### EXERCISE:
Please output every line of the material as it stands, without the pictures.

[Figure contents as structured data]

====

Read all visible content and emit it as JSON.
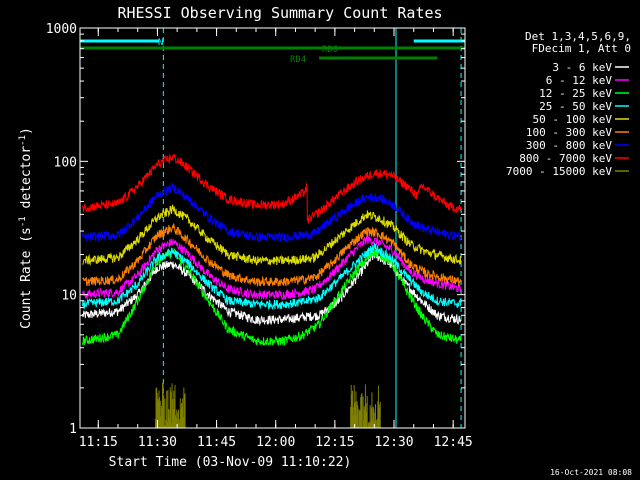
{
  "chart_data": {
    "type": "line",
    "title": "RHESSI Observing Summary Count Rates",
    "xlabel": "Start Time (03-Nov-09 11:10:22)",
    "ylabel_parts": [
      "Count Rate (s",
      "-1",
      " detector",
      "-1",
      ")"
    ],
    "yscale": "log",
    "ylim": [
      1,
      1000
    ],
    "yticks": [
      {
        "value": 1,
        "label": "1"
      },
      {
        "value": 10,
        "label": "10"
      },
      {
        "value": 100,
        "label": "100"
      },
      {
        "value": 1000,
        "label": "1000"
      }
    ],
    "xlim": [
      "11:10:22",
      "12:48:00"
    ],
    "xticks": [
      "11:15",
      "11:30",
      "11:45",
      "12:00",
      "12:15",
      "12:30",
      "12:45"
    ],
    "legend_header": [
      "Det 1,3,4,5,6,9,",
      "FDecim 1, Att 0"
    ],
    "legend_position": "right",
    "timestamp": "16-Oct-2021 08:08",
    "flags": [
      {
        "name": "N",
        "color": "#00ffff",
        "segments": [
          [
            "11:10:22",
            "11:30:30"
          ],
          [
            "12:35:00",
            "12:48:00"
          ]
        ]
      },
      {
        "name": "RD0",
        "color": "#008000",
        "segments": [
          [
            "11:10:22",
            "12:38:00"
          ]
        ]
      },
      {
        "name": "RD4",
        "color": "#008000",
        "segments": [
          [
            "12:11:00",
            "12:41:00"
          ],
          [
            "12:38:00",
            "12:48:00"
          ]
        ]
      }
    ],
    "night_boundaries": [
      "11:31:30",
      "12:47:00"
    ],
    "day_boundaries": [
      "11:10:22",
      "12:30:30"
    ],
    "series": [
      {
        "name": "3 - 6 keV",
        "color": "#ffffff",
        "x": [
          "11:11",
          "11:20",
          "11:25",
          "11:30",
          "11:34",
          "11:38",
          "11:43",
          "11:48",
          "11:55",
          "12:02",
          "12:07",
          "12:11",
          "12:16",
          "12:21",
          "12:25",
          "12:29",
          "12:33",
          "12:37",
          "12:41",
          "12:47"
        ],
        "y": [
          7,
          7.5,
          10,
          16,
          17,
          14,
          10,
          7.5,
          6.5,
          6.5,
          6.8,
          7,
          9,
          14,
          20,
          17,
          12,
          9,
          7,
          6.5
        ]
      },
      {
        "name": "6 - 12 keV",
        "color": "#ff00ff",
        "x": [
          "11:11",
          "11:20",
          "11:25",
          "11:30",
          "11:34",
          "11:38",
          "11:43",
          "11:48",
          "11:55",
          "12:02",
          "12:07",
          "12:10",
          "12:14",
          "12:19",
          "12:23",
          "12:26",
          "12:30",
          "12:34",
          "12:38",
          "12:42",
          "12:47"
        ],
        "y": [
          10,
          10.5,
          14,
          22,
          25,
          20,
          14,
          11,
          10,
          10,
          10.5,
          11,
          14,
          20,
          26,
          25,
          21,
          15,
          13,
          12,
          11
        ]
      },
      {
        "name": "12 - 25 keV",
        "color": "#00ff00",
        "x": [
          "11:11",
          "11:20",
          "11:25",
          "11:30",
          "11:34",
          "11:38",
          "11:43",
          "11:48",
          "11:55",
          "12:02",
          "12:07",
          "12:11",
          "12:16",
          "12:21",
          "12:25",
          "12:29",
          "12:33",
          "12:37",
          "12:41",
          "12:47"
        ],
        "y": [
          4.5,
          5,
          9,
          18,
          21,
          15,
          9,
          5.5,
          4.5,
          4.5,
          5,
          6,
          10,
          16,
          21,
          18,
          11,
          7,
          5,
          4.5
        ]
      },
      {
        "name": "25 - 50 keV",
        "color": "#00ffff",
        "x": [
          "11:11",
          "11:20",
          "11:25",
          "11:30",
          "11:34",
          "11:38",
          "11:43",
          "11:48",
          "11:55",
          "12:02",
          "12:07",
          "12:11",
          "12:16",
          "12:21",
          "12:25",
          "12:29",
          "12:33",
          "12:37",
          "12:41",
          "12:47"
        ],
        "y": [
          8.5,
          9,
          12,
          19,
          21,
          17,
          12,
          9,
          8.5,
          8.5,
          8.8,
          9.5,
          13,
          18,
          23,
          19,
          14,
          10.5,
          9,
          8.5
        ]
      },
      {
        "name": "50 - 100 keV",
        "color": "#dddd00",
        "x": [
          "11:11",
          "11:20",
          "11:25",
          "11:30",
          "11:34",
          "11:38",
          "11:43",
          "11:48",
          "11:55",
          "12:02",
          "12:07",
          "12:10",
          "12:14",
          "12:19",
          "12:23",
          "12:26",
          "12:30",
          "12:34",
          "12:38",
          "12:42",
          "12:47"
        ],
        "y": [
          18,
          19,
          26,
          38,
          44,
          36,
          26,
          20,
          18,
          18,
          18.5,
          19,
          24,
          32,
          40,
          38,
          32,
          24,
          21,
          19.5,
          18
        ]
      },
      {
        "name": "100 - 300 keV",
        "color": "#ff8000",
        "x": [
          "11:11",
          "11:20",
          "11:25",
          "11:30",
          "11:34",
          "11:38",
          "11:43",
          "11:48",
          "11:55",
          "12:02",
          "12:07",
          "12:10",
          "12:14",
          "12:19",
          "12:23",
          "12:26",
          "12:30",
          "12:34",
          "12:38",
          "12:42",
          "12:47"
        ],
        "y": [
          12.5,
          13,
          18,
          28,
          32,
          25,
          18,
          14,
          12.5,
          12.5,
          13,
          13.5,
          17,
          24,
          30,
          29,
          24,
          17,
          14.5,
          13.5,
          12.5
        ]
      },
      {
        "name": "300 - 800 keV",
        "color": "#0000ff",
        "x": [
          "11:11",
          "11:20",
          "11:25",
          "11:30",
          "11:34",
          "11:38",
          "11:43",
          "11:48",
          "11:55",
          "12:02",
          "12:07",
          "12:10",
          "12:14",
          "12:19",
          "12:23",
          "12:26",
          "12:30",
          "12:34",
          "12:38",
          "12:42",
          "12:47"
        ],
        "y": [
          27,
          28,
          38,
          56,
          64,
          52,
          38,
          30,
          27,
          27,
          28,
          29,
          36,
          46,
          54,
          54,
          47,
          36,
          31,
          29,
          27
        ]
      },
      {
        "name": "800 - 7000 keV",
        "color": "#ff0000",
        "x": [
          "11:11",
          "11:20",
          "11:25",
          "11:30",
          "11:34",
          "11:38",
          "11:43",
          "11:48",
          "11:55",
          "12:02",
          "12:07",
          "12:08",
          "12:08",
          "12:12",
          "12:16",
          "12:21",
          "12:25",
          "12:29",
          "12:33",
          "12:36",
          "12:37",
          "12:40",
          "12:44",
          "12:47"
        ],
        "y": [
          45,
          48,
          65,
          95,
          108,
          88,
          65,
          52,
          47,
          48,
          58,
          64,
          36,
          44,
          56,
          72,
          82,
          80,
          66,
          55,
          66,
          56,
          46,
          44
        ]
      },
      {
        "name": "7000 - 15000 keV",
        "color": "#808000",
        "bursts": [
          [
            "11:29:30",
            "11:37:00"
          ],
          [
            "12:19:00",
            "12:26:30"
          ]
        ],
        "burst_range": [
          1,
          2.2
        ]
      }
    ]
  }
}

====

### ANSWER FOR THIS EXERCISE:
Read all visible content and emit it as JSON.
{
  "chart_data": {
    "type": "line",
    "title": "RHESSI Observing Summary Count Rates",
    "xlabel": "Start Time (03-Nov-09 11:10:22)",
    "ylabel_parts": [
      "Count Rate (s",
      "-1",
      " detector",
      "-1",
      ")"
    ],
    "yscale": "log",
    "ylim": [
      1,
      1000
    ],
    "yticks": [
      {
        "value": 1,
        "label": "1"
      },
      {
        "value": 10,
        "label": "10"
      },
      {
        "value": 100,
        "label": "100"
      },
      {
        "value": 1000,
        "label": "1000"
      }
    ],
    "xlim": [
      "11:10:22",
      "12:48:00"
    ],
    "xticks": [
      "11:15",
      "11:30",
      "11:45",
      "12:00",
      "12:15",
      "12:30",
      "12:45"
    ],
    "legend_header": [
      "Det 1,3,4,5,6,9,",
      "FDecim 1, Att 0"
    ],
    "legend_position": "right",
    "timestamp": "16-Oct-2021 08:08",
    "flags": [
      {
        "name": "N",
        "color": "#00ffff",
        "segments": [
          [
            "11:10:22",
            "11:30:30"
          ],
          [
            "12:35:00",
            "12:48:00"
          ]
        ]
      },
      {
        "name": "RD0",
        "color": "#008000",
        "segments": [
          [
            "11:10:22",
            "12:38:00"
          ]
        ]
      },
      {
        "name": "RD4",
        "color": "#008000",
        "segments": [
          [
            "12:11:00",
            "12:41:00"
          ],
          [
            "12:38:00",
            "12:48:00"
          ]
        ]
      }
    ],
    "night_boundaries": [
      "11:31:30",
      "12:47:00"
    ],
    "day_boundaries": [
      "11:10:22",
      "12:30:30"
    ],
    "series": [
      {
        "name": "3 - 6 keV",
        "color": "#ffffff",
        "x": [
          "11:11",
          "11:20",
          "11:25",
          "11:30",
          "11:34",
          "11:38",
          "11:43",
          "11:48",
          "11:55",
          "12:02",
          "12:07",
          "12:11",
          "12:16",
          "12:21",
          "12:25",
          "12:29",
          "12:33",
          "12:37",
          "12:41",
          "12:47"
        ],
        "y": [
          7,
          7.5,
          10,
          16,
          17,
          14,
          10,
          7.5,
          6.5,
          6.5,
          6.8,
          7,
          9,
          14,
          20,
          17,
          12,
          9,
          7,
          6.5
        ]
      },
      {
        "name": "6 - 12 keV",
        "color": "#ff00ff",
        "x": [
          "11:11",
          "11:20",
          "11:25",
          "11:30",
          "11:34",
          "11:38",
          "11:43",
          "11:48",
          "11:55",
          "12:02",
          "12:07",
          "12:10",
          "12:14",
          "12:19",
          "12:23",
          "12:26",
          "12:30",
          "12:34",
          "12:38",
          "12:42",
          "12:47"
        ],
        "y": [
          10,
          10.5,
          14,
          22,
          25,
          20,
          14,
          11,
          10,
          10,
          10.5,
          11,
          14,
          20,
          26,
          25,
          21,
          15,
          13,
          12,
          11
        ]
      },
      {
        "name": "12 - 25 keV",
        "color": "#00ff00",
        "x": [
          "11:11",
          "11:20",
          "11:25",
          "11:30",
          "11:34",
          "11:38",
          "11:43",
          "11:48",
          "11:55",
          "12:02",
          "12:07",
          "12:11",
          "12:16",
          "12:21",
          "12:25",
          "12:29",
          "12:33",
          "12:37",
          "12:41",
          "12:47"
        ],
        "y": [
          4.5,
          5,
          9,
          18,
          21,
          15,
          9,
          5.5,
          4.5,
          4.5,
          5,
          6,
          10,
          16,
          21,
          18,
          11,
          7,
          5,
          4.5
        ]
      },
      {
        "name": "25 - 50 keV",
        "color": "#00ffff",
        "x": [
          "11:11",
          "11:20",
          "11:25",
          "11:30",
          "11:34",
          "11:38",
          "11:43",
          "11:48",
          "11:55",
          "12:02",
          "12:07",
          "12:11",
          "12:16",
          "12:21",
          "12:25",
          "12:29",
          "12:33",
          "12:37",
          "12:41",
          "12:47"
        ],
        "y": [
          8.5,
          9,
          12,
          19,
          21,
          17,
          12,
          9,
          8.5,
          8.5,
          8.8,
          9.5,
          13,
          18,
          23,
          19,
          14,
          10.5,
          9,
          8.5
        ]
      },
      {
        "name": "50 - 100 keV",
        "color": "#dddd00",
        "x": [
          "11:11",
          "11:20",
          "11:25",
          "11:30",
          "11:34",
          "11:38",
          "11:43",
          "11:48",
          "11:55",
          "12:02",
          "12:07",
          "12:10",
          "12:14",
          "12:19",
          "12:23",
          "12:26",
          "12:30",
          "12:34",
          "12:38",
          "12:42",
          "12:47"
        ],
        "y": [
          18,
          19,
          26,
          38,
          44,
          36,
          26,
          20,
          18,
          18,
          18.5,
          19,
          24,
          32,
          40,
          38,
          32,
          24,
          21,
          19.5,
          18
        ]
      },
      {
        "name": "100 - 300 keV",
        "color": "#ff8000",
        "x": [
          "11:11",
          "11:20",
          "11:25",
          "11:30",
          "11:34",
          "11:38",
          "11:43",
          "11:48",
          "11:55",
          "12:02",
          "12:07",
          "12:10",
          "12:14",
          "12:19",
          "12:23",
          "12:26",
          "12:30",
          "12:34",
          "12:38",
          "12:42",
          "12:47"
        ],
        "y": [
          12.5,
          13,
          18,
          28,
          32,
          25,
          18,
          14,
          12.5,
          12.5,
          13,
          13.5,
          17,
          24,
          30,
          29,
          24,
          17,
          14.5,
          13.5,
          12.5
        ]
      },
      {
        "name": "300 - 800 keV",
        "color": "#0000ff",
        "x": [
          "11:11",
          "11:20",
          "11:25",
          "11:30",
          "11:34",
          "11:38",
          "11:43",
          "11:48",
          "11:55",
          "12:02",
          "12:07",
          "12:10",
          "12:14",
          "12:19",
          "12:23",
          "12:26",
          "12:30",
          "12:34",
          "12:38",
          "12:42",
          "12:47"
        ],
        "y": [
          27,
          28,
          38,
          56,
          64,
          52,
          38,
          30,
          27,
          27,
          28,
          29,
          36,
          46,
          54,
          54,
          47,
          36,
          31,
          29,
          27
        ]
      },
      {
        "name": "800 - 7000 keV",
        "color": "#ff0000",
        "x": [
          "11:11",
          "11:20",
          "11:25",
          "11:30",
          "11:34",
          "11:38",
          "11:43",
          "11:48",
          "11:55",
          "12:02",
          "12:07",
          "12:08",
          "12:08",
          "12:12",
          "12:16",
          "12:21",
          "12:25",
          "12:29",
          "12:33",
          "12:36",
          "12:37",
          "12:40",
          "12:44",
          "12:47"
        ],
        "y": [
          45,
          48,
          65,
          95,
          108,
          88,
          65,
          52,
          47,
          48,
          58,
          64,
          36,
          44,
          56,
          72,
          82,
          80,
          66,
          55,
          66,
          56,
          46,
          44
        ]
      },
      {
        "name": "7000 - 15000 keV",
        "color": "#808000",
        "bursts": [
          [
            "11:29:30",
            "11:37:00"
          ],
          [
            "12:19:00",
            "12:26:30"
          ]
        ],
        "burst_range": [
          1,
          2.2
        ]
      }
    ]
  }
}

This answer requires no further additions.